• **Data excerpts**
..........
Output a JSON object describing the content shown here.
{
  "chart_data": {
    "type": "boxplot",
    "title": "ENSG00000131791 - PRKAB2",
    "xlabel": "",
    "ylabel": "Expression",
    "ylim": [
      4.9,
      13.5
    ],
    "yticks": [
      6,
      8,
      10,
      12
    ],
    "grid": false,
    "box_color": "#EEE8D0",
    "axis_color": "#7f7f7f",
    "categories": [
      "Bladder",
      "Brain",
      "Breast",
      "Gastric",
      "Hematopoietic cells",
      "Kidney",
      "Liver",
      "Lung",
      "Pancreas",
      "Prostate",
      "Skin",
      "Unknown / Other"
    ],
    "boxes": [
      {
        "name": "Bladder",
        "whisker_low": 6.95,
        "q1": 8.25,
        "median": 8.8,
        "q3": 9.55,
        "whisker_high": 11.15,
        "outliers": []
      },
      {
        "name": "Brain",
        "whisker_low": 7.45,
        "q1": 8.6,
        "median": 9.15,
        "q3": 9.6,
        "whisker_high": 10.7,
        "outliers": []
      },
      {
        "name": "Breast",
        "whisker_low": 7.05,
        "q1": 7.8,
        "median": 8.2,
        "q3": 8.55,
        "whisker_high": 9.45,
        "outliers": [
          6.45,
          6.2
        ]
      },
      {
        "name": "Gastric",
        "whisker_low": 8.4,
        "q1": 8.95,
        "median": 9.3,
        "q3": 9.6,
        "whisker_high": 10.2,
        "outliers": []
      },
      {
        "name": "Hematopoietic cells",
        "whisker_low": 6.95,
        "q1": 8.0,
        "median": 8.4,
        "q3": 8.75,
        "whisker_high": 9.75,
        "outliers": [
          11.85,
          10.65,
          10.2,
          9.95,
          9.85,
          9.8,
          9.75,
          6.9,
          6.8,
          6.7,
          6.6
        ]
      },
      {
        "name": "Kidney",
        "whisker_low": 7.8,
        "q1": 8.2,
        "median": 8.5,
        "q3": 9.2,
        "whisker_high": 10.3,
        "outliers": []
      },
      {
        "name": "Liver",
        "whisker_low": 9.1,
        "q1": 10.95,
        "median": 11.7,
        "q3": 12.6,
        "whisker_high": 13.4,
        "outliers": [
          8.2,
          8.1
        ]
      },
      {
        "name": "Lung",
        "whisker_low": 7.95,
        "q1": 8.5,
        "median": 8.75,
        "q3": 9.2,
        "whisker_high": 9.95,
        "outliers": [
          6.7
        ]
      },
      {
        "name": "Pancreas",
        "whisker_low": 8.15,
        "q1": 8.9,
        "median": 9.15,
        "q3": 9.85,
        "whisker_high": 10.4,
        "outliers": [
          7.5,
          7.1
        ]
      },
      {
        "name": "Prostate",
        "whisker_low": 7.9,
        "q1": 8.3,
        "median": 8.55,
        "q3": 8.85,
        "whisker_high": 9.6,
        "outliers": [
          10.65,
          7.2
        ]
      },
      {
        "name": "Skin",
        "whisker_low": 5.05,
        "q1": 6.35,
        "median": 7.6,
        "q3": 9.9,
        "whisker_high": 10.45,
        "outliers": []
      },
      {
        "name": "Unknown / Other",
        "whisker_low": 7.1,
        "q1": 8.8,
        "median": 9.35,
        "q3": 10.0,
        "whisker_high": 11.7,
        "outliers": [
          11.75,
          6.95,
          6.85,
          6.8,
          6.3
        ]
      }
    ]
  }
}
..........
Print each entry exactly as it was written.

Output a JSON object describing the content shown here.
{
  "chart_data": {
    "type": "boxplot",
    "title": "ENSG00000131791 - PRKAB2",
    "xlabel": "",
    "ylabel": "Expression",
    "ylim": [
      4.9,
      13.5
    ],
    "yticks": [
      6,
      8,
      10,
      12
    ],
    "grid": false,
    "box_color": "#EEE8D0",
    "axis_color": "#7f7f7f",
    "categories": [
      "Bladder",
      "Brain",
      "Breast",
      "Gastric",
      "Hematopoietic cells",
      "Kidney",
      "Liver",
      "Lung",
      "Pancreas",
      "Prostate",
      "Skin",
      "Unknown / Other"
    ],
    "boxes": [
      {
        "name": "Bladder",
        "whisker_low": 6.95,
        "q1": 8.25,
        "median": 8.8,
        "q3": 9.55,
        "whisker_high": 11.15,
        "outliers": []
      },
      {
        "name": "Brain",
        "whisker_low": 7.45,
        "q1": 8.6,
        "median": 9.15,
        "q3": 9.6,
        "whisker_high": 10.7,
        "outliers": []
      },
      {
        "name": "Breast",
        "whisker_low": 7.05,
        "q1": 7.8,
        "median": 8.2,
        "q3": 8.55,
        "whisker_high": 9.45,
        "outliers": [
          6.45,
          6.2
        ]
      },
      {
        "name": "Gastric",
        "whisker_low": 8.4,
        "q1": 8.95,
        "median": 9.3,
        "q3": 9.6,
        "whisker_high": 10.2,
        "outliers": []
      },
      {
        "name": "Hematopoietic cells",
        "whisker_low": 6.95,
        "q1": 8.0,
        "median": 8.4,
        "q3": 8.75,
        "whisker_high": 9.75,
        "outliers": [
          11.85,
          10.65,
          10.2,
          9.95,
          9.85,
          9.8,
          9.75,
          6.9,
          6.8,
          6.7,
          6.6
        ]
      },
      {
        "name": "Kidney",
        "whisker_low": 7.8,
        "q1": 8.2,
        "median": 8.5,
        "q3": 9.2,
        "whisker_high": 10.3,
        "outliers": []
      },
      {
        "name": "Liver",
        "whisker_low": 9.1,
        "q1": 10.95,
        "median": 11.7,
        "q3": 12.6,
        "whisker_high": 13.4,
        "outliers": [
          8.2,
          8.1
        ]
      },
      {
        "name": "Lung",
        "whisker_low": 7.95,
        "q1": 8.5,
        "median": 8.75,
        "q3": 9.2,
        "whisker_high": 9.95,
        "outliers": [
          6.7
        ]
      },
      {
        "name": "Pancreas",
        "whisker_low": 8.15,
        "q1": 8.9,
        "median": 9.15,
        "q3": 9.85,
        "whisker_high": 10.4,
        "outliers": [
          7.5,
          7.1
        ]
      },
      {
        "name": "Prostate",
        "whisker_low": 7.9,
        "q1": 8.3,
        "median": 8.55,
        "q3": 8.85,
        "whisker_high": 9.6,
        "outliers": [
          10.65,
          7.2
        ]
      },
      {
        "name": "Skin",
        "whisker_low": 5.05,
        "q1": 6.35,
        "median": 7.6,
        "q3": 9.9,
        "whisker_high": 10.45,
        "outliers": []
      },
      {
        "name": "Unknown / Other",
        "whisker_low": 7.1,
        "q1": 8.8,
        "median": 9.35,
        "q3": 10.0,
        "whisker_high": 11.7,
        "outliers": [
          11.75,
          6.95,
          6.85,
          6.8,
          6.3
        ]
      }
    ]
  }
}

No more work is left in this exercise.